> _Objective_: Collect from the data below each line with "icon".

> _Task material_:
····················

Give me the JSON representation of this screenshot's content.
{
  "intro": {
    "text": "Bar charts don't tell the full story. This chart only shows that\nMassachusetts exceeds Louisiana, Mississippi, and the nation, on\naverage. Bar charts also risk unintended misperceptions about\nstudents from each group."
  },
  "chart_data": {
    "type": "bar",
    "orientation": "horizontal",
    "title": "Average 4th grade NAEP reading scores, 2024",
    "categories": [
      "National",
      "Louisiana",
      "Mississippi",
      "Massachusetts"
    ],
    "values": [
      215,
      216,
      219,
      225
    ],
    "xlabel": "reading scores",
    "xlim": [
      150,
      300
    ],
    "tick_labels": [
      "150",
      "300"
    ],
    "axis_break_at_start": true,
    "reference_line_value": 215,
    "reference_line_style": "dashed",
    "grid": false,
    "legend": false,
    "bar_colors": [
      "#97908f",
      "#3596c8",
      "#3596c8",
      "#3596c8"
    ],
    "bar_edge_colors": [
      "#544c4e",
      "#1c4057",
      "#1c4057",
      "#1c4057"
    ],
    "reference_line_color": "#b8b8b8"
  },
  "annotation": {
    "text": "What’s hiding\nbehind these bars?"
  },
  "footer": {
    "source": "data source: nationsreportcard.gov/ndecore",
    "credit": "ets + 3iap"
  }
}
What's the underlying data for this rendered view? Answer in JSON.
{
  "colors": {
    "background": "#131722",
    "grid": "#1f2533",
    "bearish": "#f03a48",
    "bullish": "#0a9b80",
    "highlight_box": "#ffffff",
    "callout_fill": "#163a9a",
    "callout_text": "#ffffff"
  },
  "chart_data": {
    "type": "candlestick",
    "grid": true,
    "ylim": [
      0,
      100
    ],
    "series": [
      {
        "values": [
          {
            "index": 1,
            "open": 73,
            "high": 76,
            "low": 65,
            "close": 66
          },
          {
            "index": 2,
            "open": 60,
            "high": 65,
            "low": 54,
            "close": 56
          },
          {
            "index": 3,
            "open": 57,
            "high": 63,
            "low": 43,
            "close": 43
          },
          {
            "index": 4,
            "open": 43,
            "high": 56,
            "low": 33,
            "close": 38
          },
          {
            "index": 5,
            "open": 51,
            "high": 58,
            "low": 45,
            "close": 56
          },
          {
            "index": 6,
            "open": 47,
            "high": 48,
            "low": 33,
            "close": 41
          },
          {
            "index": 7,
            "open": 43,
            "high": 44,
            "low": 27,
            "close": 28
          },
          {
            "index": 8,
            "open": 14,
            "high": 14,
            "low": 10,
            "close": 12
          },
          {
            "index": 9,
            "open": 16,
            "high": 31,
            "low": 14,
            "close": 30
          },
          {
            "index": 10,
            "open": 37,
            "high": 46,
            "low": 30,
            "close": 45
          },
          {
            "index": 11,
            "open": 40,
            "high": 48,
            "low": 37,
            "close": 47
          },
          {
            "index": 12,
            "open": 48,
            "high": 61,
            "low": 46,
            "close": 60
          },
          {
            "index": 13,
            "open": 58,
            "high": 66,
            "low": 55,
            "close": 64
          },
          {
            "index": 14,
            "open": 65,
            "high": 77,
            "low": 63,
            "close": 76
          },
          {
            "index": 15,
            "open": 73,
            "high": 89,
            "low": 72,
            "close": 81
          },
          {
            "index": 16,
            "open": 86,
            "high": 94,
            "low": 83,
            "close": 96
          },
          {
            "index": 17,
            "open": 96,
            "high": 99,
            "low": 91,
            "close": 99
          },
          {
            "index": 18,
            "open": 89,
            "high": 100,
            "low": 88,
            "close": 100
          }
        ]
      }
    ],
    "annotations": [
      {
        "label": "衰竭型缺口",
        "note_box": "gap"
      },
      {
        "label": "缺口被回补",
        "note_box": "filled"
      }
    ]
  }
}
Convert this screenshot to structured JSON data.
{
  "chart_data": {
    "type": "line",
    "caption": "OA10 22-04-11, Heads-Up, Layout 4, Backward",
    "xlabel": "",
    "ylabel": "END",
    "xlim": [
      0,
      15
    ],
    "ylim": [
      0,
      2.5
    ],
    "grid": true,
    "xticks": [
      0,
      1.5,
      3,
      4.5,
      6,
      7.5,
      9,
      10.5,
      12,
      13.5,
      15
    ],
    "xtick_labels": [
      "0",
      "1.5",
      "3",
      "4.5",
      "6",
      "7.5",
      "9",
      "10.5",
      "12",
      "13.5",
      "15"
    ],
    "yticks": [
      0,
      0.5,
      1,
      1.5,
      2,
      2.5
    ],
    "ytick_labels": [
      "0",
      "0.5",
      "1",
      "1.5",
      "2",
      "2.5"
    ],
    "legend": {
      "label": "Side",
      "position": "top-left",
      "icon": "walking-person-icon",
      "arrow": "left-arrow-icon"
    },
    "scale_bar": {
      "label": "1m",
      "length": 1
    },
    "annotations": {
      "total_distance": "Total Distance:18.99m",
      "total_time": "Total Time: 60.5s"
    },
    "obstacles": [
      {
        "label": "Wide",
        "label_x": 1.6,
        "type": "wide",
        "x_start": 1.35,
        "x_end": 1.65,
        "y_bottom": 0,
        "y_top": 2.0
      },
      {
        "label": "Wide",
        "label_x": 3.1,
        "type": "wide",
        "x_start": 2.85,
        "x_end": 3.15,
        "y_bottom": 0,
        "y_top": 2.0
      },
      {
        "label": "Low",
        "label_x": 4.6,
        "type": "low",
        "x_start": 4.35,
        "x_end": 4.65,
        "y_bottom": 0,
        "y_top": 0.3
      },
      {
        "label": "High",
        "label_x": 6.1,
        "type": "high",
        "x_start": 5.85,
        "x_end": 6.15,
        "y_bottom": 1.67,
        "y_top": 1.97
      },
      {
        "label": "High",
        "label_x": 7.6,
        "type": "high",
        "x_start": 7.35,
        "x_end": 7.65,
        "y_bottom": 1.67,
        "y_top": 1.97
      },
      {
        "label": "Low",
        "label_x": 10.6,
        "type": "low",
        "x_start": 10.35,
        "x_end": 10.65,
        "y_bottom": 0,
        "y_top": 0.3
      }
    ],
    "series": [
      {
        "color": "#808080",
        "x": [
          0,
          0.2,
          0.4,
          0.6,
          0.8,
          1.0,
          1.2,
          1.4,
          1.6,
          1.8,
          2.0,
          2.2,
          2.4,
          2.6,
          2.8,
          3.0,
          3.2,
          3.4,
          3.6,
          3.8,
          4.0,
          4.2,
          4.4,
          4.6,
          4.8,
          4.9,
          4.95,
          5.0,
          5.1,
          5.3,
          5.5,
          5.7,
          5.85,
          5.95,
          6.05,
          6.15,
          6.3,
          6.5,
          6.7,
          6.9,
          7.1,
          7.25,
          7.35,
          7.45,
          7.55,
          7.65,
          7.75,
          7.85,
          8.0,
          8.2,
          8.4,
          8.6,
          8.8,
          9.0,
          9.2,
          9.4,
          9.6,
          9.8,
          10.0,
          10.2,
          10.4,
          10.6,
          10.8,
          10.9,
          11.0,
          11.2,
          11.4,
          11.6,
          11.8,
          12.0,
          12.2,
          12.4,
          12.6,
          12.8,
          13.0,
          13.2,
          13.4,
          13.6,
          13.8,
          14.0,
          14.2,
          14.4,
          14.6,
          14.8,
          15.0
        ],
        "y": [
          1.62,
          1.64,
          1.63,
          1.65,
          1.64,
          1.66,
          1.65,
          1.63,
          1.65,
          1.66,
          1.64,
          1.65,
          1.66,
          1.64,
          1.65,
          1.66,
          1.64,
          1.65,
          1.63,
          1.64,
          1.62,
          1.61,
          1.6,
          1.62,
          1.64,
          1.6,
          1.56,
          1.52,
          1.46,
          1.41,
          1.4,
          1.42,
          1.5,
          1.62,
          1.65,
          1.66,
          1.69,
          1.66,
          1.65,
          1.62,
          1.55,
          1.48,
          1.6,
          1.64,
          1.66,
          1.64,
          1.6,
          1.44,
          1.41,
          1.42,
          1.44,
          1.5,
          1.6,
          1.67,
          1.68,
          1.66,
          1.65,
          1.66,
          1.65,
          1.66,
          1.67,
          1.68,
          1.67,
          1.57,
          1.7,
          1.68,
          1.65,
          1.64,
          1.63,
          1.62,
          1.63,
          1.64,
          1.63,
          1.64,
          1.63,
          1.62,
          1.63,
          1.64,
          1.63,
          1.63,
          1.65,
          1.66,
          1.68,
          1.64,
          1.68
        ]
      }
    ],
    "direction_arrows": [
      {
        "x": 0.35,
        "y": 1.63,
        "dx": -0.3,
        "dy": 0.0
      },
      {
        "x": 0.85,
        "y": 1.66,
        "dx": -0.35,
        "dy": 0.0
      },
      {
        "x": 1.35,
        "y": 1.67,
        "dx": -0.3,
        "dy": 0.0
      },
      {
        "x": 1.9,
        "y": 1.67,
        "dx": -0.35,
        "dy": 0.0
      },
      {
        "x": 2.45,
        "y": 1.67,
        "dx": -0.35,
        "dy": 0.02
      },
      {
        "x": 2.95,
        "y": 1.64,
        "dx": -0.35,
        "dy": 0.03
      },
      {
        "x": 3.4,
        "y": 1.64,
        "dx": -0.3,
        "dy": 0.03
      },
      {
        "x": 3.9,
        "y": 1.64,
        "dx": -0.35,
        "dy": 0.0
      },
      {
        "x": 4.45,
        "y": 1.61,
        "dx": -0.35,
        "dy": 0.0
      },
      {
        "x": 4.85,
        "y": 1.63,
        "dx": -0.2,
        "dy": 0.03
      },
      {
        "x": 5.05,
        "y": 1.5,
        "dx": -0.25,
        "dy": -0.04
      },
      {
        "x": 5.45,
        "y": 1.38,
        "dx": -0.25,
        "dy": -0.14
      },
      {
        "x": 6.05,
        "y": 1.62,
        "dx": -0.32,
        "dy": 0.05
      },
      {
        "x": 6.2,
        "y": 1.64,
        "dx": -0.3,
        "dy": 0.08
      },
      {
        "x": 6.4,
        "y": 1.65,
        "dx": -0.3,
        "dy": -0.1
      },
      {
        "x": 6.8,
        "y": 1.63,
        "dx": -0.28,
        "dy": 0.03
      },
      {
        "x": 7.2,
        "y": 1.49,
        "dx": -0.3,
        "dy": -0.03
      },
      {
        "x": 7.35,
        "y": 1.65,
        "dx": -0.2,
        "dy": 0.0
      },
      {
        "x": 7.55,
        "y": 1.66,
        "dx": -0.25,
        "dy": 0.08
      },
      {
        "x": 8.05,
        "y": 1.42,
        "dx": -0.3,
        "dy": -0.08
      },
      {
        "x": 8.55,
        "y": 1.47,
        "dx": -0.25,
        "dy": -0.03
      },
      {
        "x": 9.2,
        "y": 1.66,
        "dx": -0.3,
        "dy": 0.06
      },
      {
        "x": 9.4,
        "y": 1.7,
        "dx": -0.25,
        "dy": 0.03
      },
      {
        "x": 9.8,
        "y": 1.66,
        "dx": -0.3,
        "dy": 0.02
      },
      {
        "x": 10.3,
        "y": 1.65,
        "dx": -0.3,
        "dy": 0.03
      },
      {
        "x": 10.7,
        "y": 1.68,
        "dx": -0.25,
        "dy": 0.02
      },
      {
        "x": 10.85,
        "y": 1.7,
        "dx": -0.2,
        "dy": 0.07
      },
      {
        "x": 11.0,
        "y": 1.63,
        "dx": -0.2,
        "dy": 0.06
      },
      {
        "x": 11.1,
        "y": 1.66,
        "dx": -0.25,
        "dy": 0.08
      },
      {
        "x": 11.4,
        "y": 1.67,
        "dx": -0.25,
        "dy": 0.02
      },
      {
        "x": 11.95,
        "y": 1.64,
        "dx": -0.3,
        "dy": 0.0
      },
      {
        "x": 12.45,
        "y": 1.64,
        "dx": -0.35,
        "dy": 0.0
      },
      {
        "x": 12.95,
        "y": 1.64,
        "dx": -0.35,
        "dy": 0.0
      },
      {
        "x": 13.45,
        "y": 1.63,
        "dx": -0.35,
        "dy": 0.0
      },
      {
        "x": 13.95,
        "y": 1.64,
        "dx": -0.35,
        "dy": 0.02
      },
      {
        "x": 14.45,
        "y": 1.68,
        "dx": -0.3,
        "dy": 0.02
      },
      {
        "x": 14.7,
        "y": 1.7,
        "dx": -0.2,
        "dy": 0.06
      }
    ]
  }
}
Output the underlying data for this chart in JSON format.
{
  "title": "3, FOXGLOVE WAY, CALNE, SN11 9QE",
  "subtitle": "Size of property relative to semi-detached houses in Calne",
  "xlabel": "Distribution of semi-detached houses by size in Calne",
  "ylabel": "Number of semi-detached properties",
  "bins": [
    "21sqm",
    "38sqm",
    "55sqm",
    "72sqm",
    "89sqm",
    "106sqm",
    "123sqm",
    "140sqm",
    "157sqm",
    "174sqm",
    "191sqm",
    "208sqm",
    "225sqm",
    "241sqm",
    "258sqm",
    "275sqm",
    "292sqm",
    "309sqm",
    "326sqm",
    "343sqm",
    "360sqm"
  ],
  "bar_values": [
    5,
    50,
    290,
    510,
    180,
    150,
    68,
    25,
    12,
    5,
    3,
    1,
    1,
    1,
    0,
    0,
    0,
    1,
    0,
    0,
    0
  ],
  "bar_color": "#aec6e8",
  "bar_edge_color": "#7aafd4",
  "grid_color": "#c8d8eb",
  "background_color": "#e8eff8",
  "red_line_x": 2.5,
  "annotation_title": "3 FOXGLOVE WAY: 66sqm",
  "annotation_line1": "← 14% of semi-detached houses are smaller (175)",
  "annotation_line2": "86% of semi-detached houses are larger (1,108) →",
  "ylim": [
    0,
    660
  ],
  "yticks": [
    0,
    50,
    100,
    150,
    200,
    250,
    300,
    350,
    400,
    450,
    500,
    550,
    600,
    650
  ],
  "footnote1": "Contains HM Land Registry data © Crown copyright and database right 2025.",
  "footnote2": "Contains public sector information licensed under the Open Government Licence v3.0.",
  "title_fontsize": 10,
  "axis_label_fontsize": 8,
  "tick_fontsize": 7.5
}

····················

> _Exercise result_:
      "icon": "walking-person-icon",
      "arrow": "left-arrow-icon"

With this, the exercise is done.